- To be done:
Each entry must be reproduced precisely as it stands.

- Material to process:
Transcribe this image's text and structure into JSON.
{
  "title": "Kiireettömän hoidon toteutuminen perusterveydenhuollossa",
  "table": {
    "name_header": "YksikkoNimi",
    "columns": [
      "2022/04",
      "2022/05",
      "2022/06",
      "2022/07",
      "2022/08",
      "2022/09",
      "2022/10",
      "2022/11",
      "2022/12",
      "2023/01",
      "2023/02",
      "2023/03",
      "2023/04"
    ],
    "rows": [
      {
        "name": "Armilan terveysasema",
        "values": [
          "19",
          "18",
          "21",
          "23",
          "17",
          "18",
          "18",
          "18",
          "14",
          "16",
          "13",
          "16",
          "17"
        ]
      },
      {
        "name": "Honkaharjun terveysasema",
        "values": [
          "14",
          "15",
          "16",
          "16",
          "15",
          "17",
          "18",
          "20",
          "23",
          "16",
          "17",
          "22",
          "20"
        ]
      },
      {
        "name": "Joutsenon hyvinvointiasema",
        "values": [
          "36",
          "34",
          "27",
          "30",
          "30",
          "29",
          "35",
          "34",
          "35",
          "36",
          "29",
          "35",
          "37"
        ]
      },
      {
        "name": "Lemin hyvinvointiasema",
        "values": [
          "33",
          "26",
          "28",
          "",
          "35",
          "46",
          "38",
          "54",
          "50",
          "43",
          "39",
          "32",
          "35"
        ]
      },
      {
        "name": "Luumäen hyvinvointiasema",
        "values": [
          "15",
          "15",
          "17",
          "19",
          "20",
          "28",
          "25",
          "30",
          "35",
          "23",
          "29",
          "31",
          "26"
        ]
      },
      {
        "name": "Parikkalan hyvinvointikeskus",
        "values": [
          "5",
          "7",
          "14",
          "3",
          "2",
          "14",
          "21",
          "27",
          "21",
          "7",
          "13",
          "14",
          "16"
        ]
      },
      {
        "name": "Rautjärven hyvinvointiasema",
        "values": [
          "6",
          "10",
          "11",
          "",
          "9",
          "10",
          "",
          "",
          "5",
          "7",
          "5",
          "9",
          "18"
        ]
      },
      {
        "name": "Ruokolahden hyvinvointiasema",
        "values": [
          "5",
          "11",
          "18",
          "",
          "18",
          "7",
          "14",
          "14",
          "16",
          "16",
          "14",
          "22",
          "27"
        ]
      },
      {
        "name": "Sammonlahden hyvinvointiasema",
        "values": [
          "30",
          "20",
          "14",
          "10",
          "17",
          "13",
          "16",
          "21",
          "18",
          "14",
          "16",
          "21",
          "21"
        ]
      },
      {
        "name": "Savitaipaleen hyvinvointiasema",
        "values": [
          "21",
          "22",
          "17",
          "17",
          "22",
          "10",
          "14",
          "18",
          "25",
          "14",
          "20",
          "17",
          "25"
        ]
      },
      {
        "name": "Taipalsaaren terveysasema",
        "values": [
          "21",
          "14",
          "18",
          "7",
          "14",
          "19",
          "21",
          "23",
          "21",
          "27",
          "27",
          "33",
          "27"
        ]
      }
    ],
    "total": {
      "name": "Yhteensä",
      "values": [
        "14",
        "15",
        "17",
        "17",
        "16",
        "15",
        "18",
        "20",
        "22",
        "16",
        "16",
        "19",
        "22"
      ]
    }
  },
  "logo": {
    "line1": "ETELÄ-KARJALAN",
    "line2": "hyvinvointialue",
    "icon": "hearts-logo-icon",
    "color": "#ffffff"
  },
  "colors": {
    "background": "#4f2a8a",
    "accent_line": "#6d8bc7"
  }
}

- Exercise result:
Transcribe this image's text and structure into JSON.
{
  "title": "Kiireettömän hoidon toteutuminen perusterveydenhuollossa",
  "table": {
    "name_header": "YksikkoNimi",
    "columns": [
      "2022/04",
      "2022/05",
      "2022/06",
      "2022/07",
      "2022/08",
      "2022/09",
      "2022/10",
      "2022/11",
      "2022/12",
      "2023/01",
      "2023/02",
      "2023/03",
      "2023/04"
    ],
    "rows": [
      {
        "name": "Armilan terveysasema",
        "values": [
          "19",
          "18",
          "21",
          "23",
          "17",
          "18",
          "18",
          "18",
          "14",
          "16",
          "13",
          "16",
          "17"
        ]
      },
      {
        "name": "Honkaharjun terveysasema",
        "values": [
          "14",
          "15",
          "16",
          "16",
          "15",
          "17",
          "18",
          "20",
          "23",
          "16",
          "17",
          "22",
          "20"
        ]
      },
      {
        "name": "Joutsenon hyvinvointiasema",
        "values": [
          "36",
          "34",
          "27",
          "30",
          "30",
          "29",
          "35",
          "34",
          "35",
          "36",
          "29",
          "35",
          "37"
        ]
      },
      {
        "name": "Lemin hyvinvointiasema",
        "values": [
          "33",
          "26",
          "28",
          "",
          "35",
          "46",
          "38",
          "54",
          "50",
          "43",
          "39",
          "32",
          "35"
        ]
      },
      {
        "name": "Luumäen hyvinvointiasema",
        "values": [
          "15",
          "15",
          "17",
          "19",
          "20",
          "28",
          "25",
          "30",
          "35",
          "23",
          "29",
          "31",
          "26"
        ]
      },
      {
        "name": "Parikkalan hyvinvointikeskus",
        "values": [
          "5",
          "7",
          "14",
          "3",
          "2",
          "14",
          "21",
          "27",
          "21",
          "7",
          "13",
          "14",
          "16"
        ]
      },
      {
        "name": "Rautjärven hyvinvointiasema",
        "values": [
          "6",
          "10",
          "11",
          "",
          "9",
          "10",
          "",
          "",
          "5",
          "7",
          "5",
          "9",
          "18"
        ]
      },
      {
        "name": "Ruokolahden hyvinvointiasema",
        "values": [
          "5",
          "11",
          "18",
          "",
          "18",
          "7",
          "14",
          "14",
          "16",
          "16",
          "14",
          "22",
          "27"
        ]
      },
      {
        "name": "Sammonlahden hyvinvointiasema",
        "values": [
          "30",
          "20",
          "14",
          "10",
          "17",
          "13",
          "16",
          "21",
          "18",
          "14",
          "16",
          "21",
          "21"
        ]
      },
      {
        "name": "Savitaipaleen hyvinvointiasema",
        "values": [
          "21",
          "22",
          "17",
          "17",
          "22",
          "10",
          "14",
          "18",
          "25",
          "14",
          "20",
          "17",
          "25"
        ]
      },
      {
        "name": "Taipalsaaren terveysasema",
        "values": [
          "21",
          "14",
          "18",
          "7",
          "14",
          "19",
          "21",
          "23",
          "21",
          "27",
          "27",
          "33",
          "27"
        ]
      }
    ],
    "total": {
      "name": "Yhteensä",
      "values": [
        "14",
        "15",
        "17",
        "17",
        "16",
        "15",
        "18",
        "20",
        "22",
        "16",
        "16",
        "19",
        "22"
      ]
    }
  },
  "logo": {
    "line1": "ETELÄ-KARJALAN",
    "line2": "hyvinvointialue",
    "icon": "hearts-logo-icon",
    "color": "#ffffff"
  },
  "colors": {
    "background": "#4f2a8a",
    "accent_line": "#6d8bc7"
  }
}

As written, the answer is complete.